[A block of data]
▼

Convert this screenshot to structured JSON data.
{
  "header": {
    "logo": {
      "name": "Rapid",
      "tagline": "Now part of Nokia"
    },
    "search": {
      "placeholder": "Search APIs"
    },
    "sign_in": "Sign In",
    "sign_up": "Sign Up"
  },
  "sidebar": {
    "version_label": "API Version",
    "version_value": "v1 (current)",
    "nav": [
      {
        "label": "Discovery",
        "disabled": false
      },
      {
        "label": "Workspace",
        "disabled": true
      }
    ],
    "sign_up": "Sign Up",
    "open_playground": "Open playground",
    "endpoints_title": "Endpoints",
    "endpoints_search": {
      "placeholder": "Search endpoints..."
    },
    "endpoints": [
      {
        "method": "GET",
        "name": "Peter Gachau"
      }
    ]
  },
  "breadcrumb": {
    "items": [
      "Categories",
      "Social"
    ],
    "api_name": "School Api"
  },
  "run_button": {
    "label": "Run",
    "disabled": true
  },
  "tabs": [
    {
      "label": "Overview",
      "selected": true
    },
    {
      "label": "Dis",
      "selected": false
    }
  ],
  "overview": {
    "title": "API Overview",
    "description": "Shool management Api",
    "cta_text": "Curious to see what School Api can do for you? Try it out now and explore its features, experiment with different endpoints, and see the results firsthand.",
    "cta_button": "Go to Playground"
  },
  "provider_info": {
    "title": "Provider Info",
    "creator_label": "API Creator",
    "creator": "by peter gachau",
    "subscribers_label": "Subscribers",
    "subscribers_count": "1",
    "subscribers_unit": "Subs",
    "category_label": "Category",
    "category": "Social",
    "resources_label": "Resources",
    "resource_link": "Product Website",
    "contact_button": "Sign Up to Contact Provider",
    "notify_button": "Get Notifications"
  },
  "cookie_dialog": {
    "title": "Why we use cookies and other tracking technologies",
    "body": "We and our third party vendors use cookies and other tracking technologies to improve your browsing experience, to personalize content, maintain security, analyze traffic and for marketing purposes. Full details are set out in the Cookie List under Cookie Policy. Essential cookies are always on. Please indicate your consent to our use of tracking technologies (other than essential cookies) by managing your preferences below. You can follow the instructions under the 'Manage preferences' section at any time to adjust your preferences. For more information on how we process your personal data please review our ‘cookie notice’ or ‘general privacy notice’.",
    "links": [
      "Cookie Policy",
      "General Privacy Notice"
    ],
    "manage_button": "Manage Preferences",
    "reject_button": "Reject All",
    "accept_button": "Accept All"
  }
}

▲

### WRITTEN REQUEST
Reproduce every record, matching each line exactly.

### WRITTEN ANSWER
Convert this screenshot to structured JSON data.
{
  "header": {
    "logo": {
      "name": "Rapid",
      "tagline": "Now part of Nokia"
    },
    "search": {
      "placeholder": "Search APIs"
    },
    "sign_in": "Sign In",
    "sign_up": "Sign Up"
  },
  "sidebar": {
    "version_label": "API Version",
    "version_value": "v1 (current)",
    "nav": [
      {
        "label": "Discovery",
        "disabled": false
      },
      {
        "label": "Workspace",
        "disabled": true
      }
    ],
    "sign_up": "Sign Up",
    "open_playground": "Open playground",
    "endpoints_title": "Endpoints",
    "endpoints_search": {
      "placeholder": "Search endpoints..."
    },
    "endpoints": [
      {
        "method": "GET",
        "name": "Peter Gachau"
      }
    ]
  },
  "breadcrumb": {
    "items": [
      "Categories",
      "Social"
    ],
    "api_name": "School Api"
  },
  "run_button": {
    "label": "Run",
    "disabled": true
  },
  "tabs": [
    {
      "label": "Overview",
      "selected": true
    },
    {
      "label": "Dis",
      "selected": false
    }
  ],
  "overview": {
    "title": "API Overview",
    "description": "Shool management Api",
    "cta_text": "Curious to see what School Api can do for you? Try it out now and explore its features, experiment with different endpoints, and see the results firsthand.",
    "cta_button": "Go to Playground"
  },
  "provider_info": {
    "title": "Provider Info",
    "creator_label": "API Creator",
    "creator": "by peter gachau",
    "subscribers_label": "Subscribers",
    "subscribers_count": "1",
    "subscribers_unit": "Subs",
    "category_label": "Category",
    "category": "Social",
    "resources_label": "Resources",
    "resource_link": "Product Website",
    "contact_button": "Sign Up to Contact Provider",
    "notify_button": "Get Notifications"
  },
  "cookie_dialog": {
    "title": "Why we use cookies and other tracking technologies",
    "body": "We and our third party vendors use cookies and other tracking technologies to improve your browsing experience, to personalize content, maintain security, analyze traffic and for marketing purposes. Full details are set out in the Cookie List under Cookie Policy. Essential cookies are always on. Please indicate your consent to our use of tracking technologies (other than essential cookies) by managing your preferences below. You can follow the instructions under the 'Manage preferences' section at any time to adjust your preferences. For more information on how we process your personal data please review our ‘cookie notice’ or ‘general privacy notice’.",
    "links": [
      "Cookie Policy",
      "General Privacy Notice"
    ],
    "manage_button": "Manage Preferences",
    "reject_button": "Reject All",
    "accept_button": "Accept All"
  }
}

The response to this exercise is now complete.